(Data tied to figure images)
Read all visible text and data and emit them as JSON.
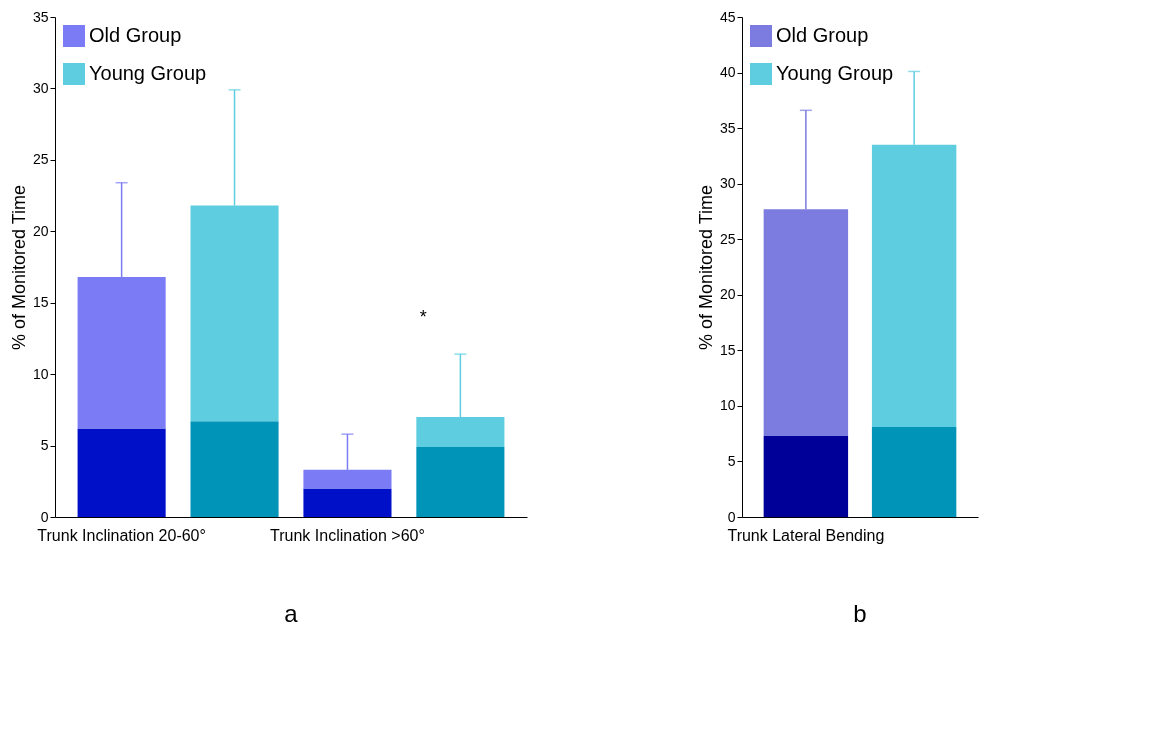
{
  "chart_data": [
    {
      "type": "bar",
      "title": "a",
      "ylabel": "% of Monitored Time",
      "categories": [
        "Trunk Inclination 20-60°",
        null,
        "Trunk Inclination >60°",
        null
      ],
      "stacked": true,
      "legend": "top left",
      "ylim": [
        0,
        35
      ],
      "yticks": [
        0,
        5,
        10,
        15,
        20,
        25,
        30,
        35
      ],
      "series": [
        {
          "color": "#0010c8",
          "values": [
            6.2,
            null,
            2.0,
            null
          ]
        },
        {
          "name": "Old Group",
          "color": "#7b7bf5",
          "values": [
            10.6,
            null,
            1.3,
            null
          ],
          "errors": [
            [
              16.8,
              23.4
            ],
            null,
            [
              3.3,
              5.8
            ],
            null
          ]
        },
        {
          "color": "#0094b8",
          "values": [
            null,
            6.7,
            null,
            4.9
          ]
        },
        {
          "name": "Young Group",
          "color": "#5ecde0",
          "values": [
            null,
            15.1,
            null,
            2.1
          ],
          "errors": [
            null,
            [
              21.8,
              29.9
            ],
            null,
            [
              7.0,
              11.4
            ]
          ]
        }
      ],
      "annotations": [
        "*"
      ]
    },
    {
      "type": "bar",
      "title": "b",
      "ylabel": "% of Monitored Time",
      "categories": [
        "Trunk Lateral Bending",
        null
      ],
      "stacked": true,
      "legend": "top left",
      "ylim": [
        0,
        45
      ],
      "yticks": [
        0,
        5,
        10,
        15,
        20,
        25,
        30,
        35,
        40,
        45
      ],
      "series": [
        {
          "color": "#000099",
          "values": [
            7.3,
            null
          ]
        },
        {
          "name": "Old Group",
          "color": "#7b7be0",
          "values": [
            20.4,
            null
          ],
          "errors": [
            [
              27.7,
              36.6
            ],
            null
          ]
        },
        {
          "color": "#0094b8",
          "values": [
            null,
            8.1
          ]
        },
        {
          "name": "Young Group",
          "color": "#5ecde0",
          "values": [
            null,
            25.4
          ],
          "errors": [
            null,
            [
              33.5,
              40.1
            ]
          ]
        }
      ]
    }
  ]
}
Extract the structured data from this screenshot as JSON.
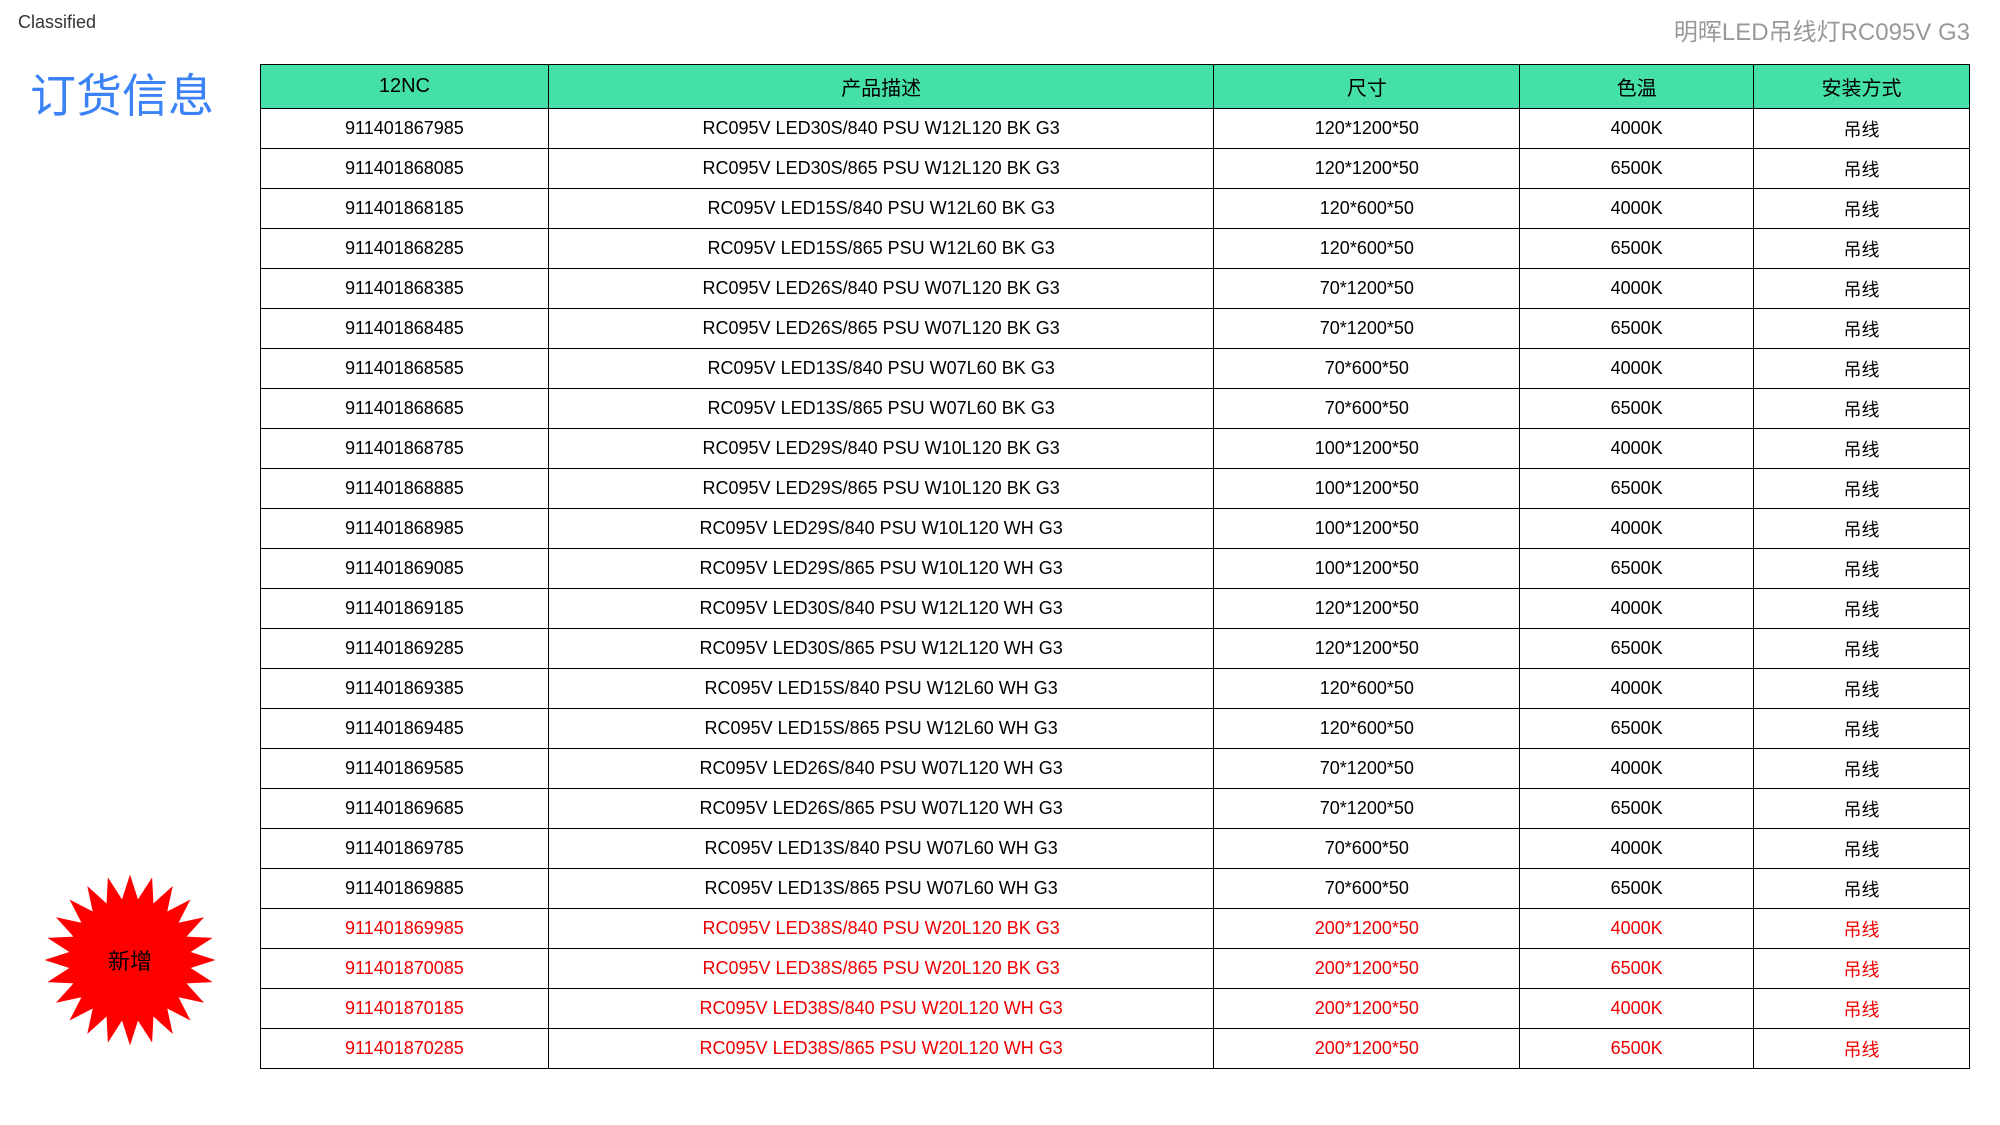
{
  "classified_label": "Classified",
  "header_right": "明晖LED吊线灯RC095V G3",
  "page_title": "订货信息",
  "badge_label": "新增",
  "colors": {
    "header_bg": "#45e0a7",
    "title_color": "#3b82f6",
    "new_row_color": "#f00000",
    "border_color": "#000000",
    "badge_fill": "#ff0000",
    "badge_text": "#000000",
    "header_right_color": "#999999"
  },
  "table": {
    "columns": [
      "12NC",
      "产品描述",
      "尺寸",
      "色温",
      "安装方式"
    ],
    "col_widths_pct": [
      16,
      37,
      17,
      13,
      12
    ],
    "rows": [
      {
        "nc": "911401867985",
        "desc": "RC095V LED30S/840 PSU W12L120 BK G3",
        "size": "120*1200*50",
        "temp": "4000K",
        "mount": "吊线",
        "new": false
      },
      {
        "nc": "911401868085",
        "desc": "RC095V LED30S/865 PSU W12L120 BK G3",
        "size": "120*1200*50",
        "temp": "6500K",
        "mount": "吊线",
        "new": false
      },
      {
        "nc": "911401868185",
        "desc": "RC095V LED15S/840 PSU W12L60 BK G3",
        "size": "120*600*50",
        "temp": "4000K",
        "mount": "吊线",
        "new": false
      },
      {
        "nc": "911401868285",
        "desc": "RC095V LED15S/865 PSU W12L60 BK G3",
        "size": "120*600*50",
        "temp": "6500K",
        "mount": "吊线",
        "new": false
      },
      {
        "nc": "911401868385",
        "desc": "RC095V LED26S/840 PSU W07L120 BK G3",
        "size": "70*1200*50",
        "temp": "4000K",
        "mount": "吊线",
        "new": false
      },
      {
        "nc": "911401868485",
        "desc": "RC095V LED26S/865 PSU W07L120 BK G3",
        "size": "70*1200*50",
        "temp": "6500K",
        "mount": "吊线",
        "new": false
      },
      {
        "nc": "911401868585",
        "desc": "RC095V LED13S/840 PSU W07L60 BK G3",
        "size": "70*600*50",
        "temp": "4000K",
        "mount": "吊线",
        "new": false
      },
      {
        "nc": "911401868685",
        "desc": "RC095V LED13S/865 PSU W07L60 BK G3",
        "size": "70*600*50",
        "temp": "6500K",
        "mount": "吊线",
        "new": false
      },
      {
        "nc": "911401868785",
        "desc": "RC095V LED29S/840 PSU W10L120 BK G3",
        "size": "100*1200*50",
        "temp": "4000K",
        "mount": "吊线",
        "new": false
      },
      {
        "nc": "911401868885",
        "desc": "RC095V LED29S/865 PSU W10L120 BK G3",
        "size": "100*1200*50",
        "temp": "6500K",
        "mount": "吊线",
        "new": false
      },
      {
        "nc": "911401868985",
        "desc": "RC095V LED29S/840 PSU W10L120 WH G3",
        "size": "100*1200*50",
        "temp": "4000K",
        "mount": "吊线",
        "new": false
      },
      {
        "nc": "911401869085",
        "desc": "RC095V LED29S/865 PSU W10L120 WH G3",
        "size": "100*1200*50",
        "temp": "6500K",
        "mount": "吊线",
        "new": false
      },
      {
        "nc": "911401869185",
        "desc": "RC095V LED30S/840 PSU W12L120 WH G3",
        "size": "120*1200*50",
        "temp": "4000K",
        "mount": "吊线",
        "new": false
      },
      {
        "nc": "911401869285",
        "desc": "RC095V LED30S/865 PSU W12L120 WH G3",
        "size": "120*1200*50",
        "temp": "6500K",
        "mount": "吊线",
        "new": false
      },
      {
        "nc": "911401869385",
        "desc": "RC095V LED15S/840 PSU W12L60 WH G3",
        "size": "120*600*50",
        "temp": "4000K",
        "mount": "吊线",
        "new": false
      },
      {
        "nc": "911401869485",
        "desc": "RC095V LED15S/865 PSU W12L60 WH G3",
        "size": "120*600*50",
        "temp": "6500K",
        "mount": "吊线",
        "new": false
      },
      {
        "nc": "911401869585",
        "desc": "RC095V LED26S/840 PSU W07L120 WH G3",
        "size": "70*1200*50",
        "temp": "4000K",
        "mount": "吊线",
        "new": false
      },
      {
        "nc": "911401869685",
        "desc": "RC095V LED26S/865 PSU W07L120 WH G3",
        "size": "70*1200*50",
        "temp": "6500K",
        "mount": "吊线",
        "new": false
      },
      {
        "nc": "911401869785",
        "desc": "RC095V LED13S/840 PSU W07L60 WH G3",
        "size": "70*600*50",
        "temp": "4000K",
        "mount": "吊线",
        "new": false
      },
      {
        "nc": "911401869885",
        "desc": "RC095V LED13S/865 PSU W07L60 WH G3",
        "size": "70*600*50",
        "temp": "6500K",
        "mount": "吊线",
        "new": false
      },
      {
        "nc": "911401869985",
        "desc": "RC095V LED38S/840 PSU W20L120 BK G3",
        "size": "200*1200*50",
        "temp": "4000K",
        "mount": "吊线",
        "new": true
      },
      {
        "nc": "911401870085",
        "desc": "RC095V LED38S/865 PSU W20L120 BK G3",
        "size": "200*1200*50",
        "temp": "6500K",
        "mount": "吊线",
        "new": true
      },
      {
        "nc": "911401870185",
        "desc": "RC095V LED38S/840 PSU W20L120 WH G3",
        "size": "200*1200*50",
        "temp": "4000K",
        "mount": "吊线",
        "new": true
      },
      {
        "nc": "911401870285",
        "desc": "RC095V LED38S/865 PSU W20L120 WH G3",
        "size": "200*1200*50",
        "temp": "6500K",
        "mount": "吊线",
        "new": true
      }
    ]
  }
}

» **Problem**
Without including any pictures, please restate all the records exactly.

» **Exercise output**
Read all visible text and data and emit them as JSON.
{
  "chart_data": [
    {
      "type": "bar",
      "title": "a",
      "ylabel": "% of Monitored Time",
      "categories": [
        "Trunk Inclination 20-60°",
        null,
        "Trunk Inclination >60°",
        null
      ],
      "stacked": true,
      "legend": "top left",
      "ylim": [
        0,
        35
      ],
      "yticks": [
        0,
        5,
        10,
        15,
        20,
        25,
        30,
        35
      ],
      "series": [
        {
          "color": "#0010c8",
          "values": [
            6.2,
            null,
            2.0,
            null
          ]
        },
        {
          "name": "Old Group",
          "color": "#7b7bf5",
          "values": [
            10.6,
            null,
            1.3,
            null
          ],
          "errors": [
            [
              16.8,
              23.4
            ],
            null,
            [
              3.3,
              5.8
            ],
            null
          ]
        },
        {
          "color": "#0094b8",
          "values": [
            null,
            6.7,
            null,
            4.9
          ]
        },
        {
          "name": "Young Group",
          "color": "#5ecde0",
          "values": [
            null,
            15.1,
            null,
            2.1
          ],
          "errors": [
            null,
            [
              21.8,
              29.9
            ],
            null,
            [
              7.0,
              11.4
            ]
          ]
        }
      ],
      "annotations": [
        "*"
      ]
    },
    {
      "type": "bar",
      "title": "b",
      "ylabel": "% of Monitored Time",
      "categories": [
        "Trunk Lateral Bending",
        null
      ],
      "stacked": true,
      "legend": "top left",
      "ylim": [
        0,
        45
      ],
      "yticks": [
        0,
        5,
        10,
        15,
        20,
        25,
        30,
        35,
        40,
        45
      ],
      "series": [
        {
          "color": "#000099",
          "values": [
            7.3,
            null
          ]
        },
        {
          "name": "Old Group",
          "color": "#7b7be0",
          "values": [
            20.4,
            null
          ],
          "errors": [
            [
              27.7,
              36.6
            ],
            null
          ]
        },
        {
          "color": "#0094b8",
          "values": [
            null,
            8.1
          ]
        },
        {
          "name": "Young Group",
          "color": "#5ecde0",
          "values": [
            null,
            25.4
          ],
          "errors": [
            null,
            [
              33.5,
              40.1
            ]
          ]
        }
      ]
    }
  ]
}
Extract the structured data from this screenshot as JSON.
{
  "classified_label": "Classified",
  "header_right": "明晖LED吊线灯RC095V G3",
  "page_title": "订货信息",
  "badge_label": "新增",
  "colors": {
    "header_bg": "#45e0a7",
    "title_color": "#3b82f6",
    "new_row_color": "#f00000",
    "border_color": "#000000",
    "badge_fill": "#ff0000",
    "badge_text": "#000000",
    "header_right_color": "#999999"
  },
  "table": {
    "columns": [
      "12NC",
      "产品描述",
      "尺寸",
      "色温",
      "安装方式"
    ],
    "col_widths_pct": [
      16,
      37,
      17,
      13,
      12
    ],
    "rows": [
      {
        "nc": "911401867985",
        "desc": "RC095V LED30S/840 PSU W12L120 BK G3",
        "size": "120*1200*50",
        "temp": "4000K",
        "mount": "吊线",
        "new": false
      },
      {
        "nc": "911401868085",
        "desc": "RC095V LED30S/865 PSU W12L120 BK G3",
        "size": "120*1200*50",
        "temp": "6500K",
        "mount": "吊线",
        "new": false
      },
      {
        "nc": "911401868185",
        "desc": "RC095V LED15S/840 PSU W12L60 BK G3",
        "size": "120*600*50",
        "temp": "4000K",
        "mount": "吊线",
        "new": false
      },
      {
        "nc": "911401868285",
        "desc": "RC095V LED15S/865 PSU W12L60 BK G3",
        "size": "120*600*50",
        "temp": "6500K",
        "mount": "吊线",
        "new": false
      },
      {
        "nc": "911401868385",
        "desc": "RC095V LED26S/840 PSU W07L120 BK G3",
        "size": "70*1200*50",
        "temp": "4000K",
        "mount": "吊线",
        "new": false
      },
      {
        "nc": "911401868485",
        "desc": "RC095V LED26S/865 PSU W07L120 BK G3",
        "size": "70*1200*50",
        "temp": "6500K",
        "mount": "吊线",
        "new": false
      },
      {
        "nc": "911401868585",
        "desc": "RC095V LED13S/840 PSU W07L60 BK G3",
        "size": "70*600*50",
        "temp": "4000K",
        "mount": "吊线",
        "new": false
      },
      {
        "nc": "911401868685",
        "desc": "RC095V LED13S/865 PSU W07L60 BK G3",
        "size": "70*600*50",
        "temp": "6500K",
        "mount": "吊线",
        "new": false
      },
      {
        "nc": "911401868785",
        "desc": "RC095V LED29S/840 PSU W10L120 BK G3",
        "size": "100*1200*50",
        "temp": "4000K",
        "mount": "吊线",
        "new": false
      },
      {
        "nc": "911401868885",
        "desc": "RC095V LED29S/865 PSU W10L120 BK G3",
        "size": "100*1200*50",
        "temp": "6500K",
        "mount": "吊线",
        "new": false
      },
      {
        "nc": "911401868985",
        "desc": "RC095V LED29S/840 PSU W10L120 WH G3",
        "size": "100*1200*50",
        "temp": "4000K",
        "mount": "吊线",
        "new": false
      },
      {
        "nc": "911401869085",
        "desc": "RC095V LED29S/865 PSU W10L120 WH G3",
        "size": "100*1200*50",
        "temp": "6500K",
        "mount": "吊线",
        "new": false
      },
      {
        "nc": "911401869185",
        "desc": "RC095V LED30S/840 PSU W12L120 WH G3",
        "size": "120*1200*50",
        "temp": "4000K",
        "mount": "吊线",
        "new": false
      },
      {
        "nc": "911401869285",
        "desc": "RC095V LED30S/865 PSU W12L120 WH G3",
        "size": "120*1200*50",
        "temp": "6500K",
        "mount": "吊线",
        "new": false
      },
      {
        "nc": "911401869385",
        "desc": "RC095V LED15S/840 PSU W12L60 WH G3",
        "size": "120*600*50",
        "temp": "4000K",
        "mount": "吊线",
        "new": false
      },
      {
        "nc": "911401869485",
        "desc": "RC095V LED15S/865 PSU W12L60 WH G3",
        "size": "120*600*50",
        "temp": "6500K",
        "mount": "吊线",
        "new": false
      },
      {
        "nc": "911401869585",
        "desc": "RC095V LED26S/840 PSU W07L120 WH G3",
        "size": "70*1200*50",
        "temp": "4000K",
        "mount": "吊线",
        "new": false
      },
      {
        "nc": "911401869685",
        "desc": "RC095V LED26S/865 PSU W07L120 WH G3",
        "size": "70*1200*50",
        "temp": "6500K",
        "mount": "吊线",
        "new": false
      },
      {
        "nc": "911401869785",
        "desc": "RC095V LED13S/840 PSU W07L60 WH G3",
        "size": "70*600*50",
        "temp": "4000K",
        "mount": "吊线",
        "new": false
      },
      {
        "nc": "911401869885",
        "desc": "RC095V LED13S/865 PSU W07L60 WH G3",
        "size": "70*600*50",
        "temp": "6500K",
        "mount": "吊线",
        "new": false
      },
      {
        "nc": "911401869985",
        "desc": "RC095V LED38S/840 PSU W20L120 BK G3",
        "size": "200*1200*50",
        "temp": "4000K",
        "mount": "吊线",
        "new": true
      },
      {
        "nc": "911401870085",
        "desc": "RC095V LED38S/865 PSU W20L120 BK G3",
        "size": "200*1200*50",
        "temp": "6500K",
        "mount": "吊线",
        "new": true
      },
      {
        "nc": "911401870185",
        "desc": "RC095V LED38S/840 PSU W20L120 WH G3",
        "size": "200*1200*50",
        "temp": "4000K",
        "mount": "吊线",
        "new": true
      },
      {
        "nc": "911401870285",
        "desc": "RC095V LED38S/865 PSU W20L120 WH G3",
        "size": "200*1200*50",
        "temp": "6500K",
        "mount": "吊线",
        "new": true
      }
    ]
  }
}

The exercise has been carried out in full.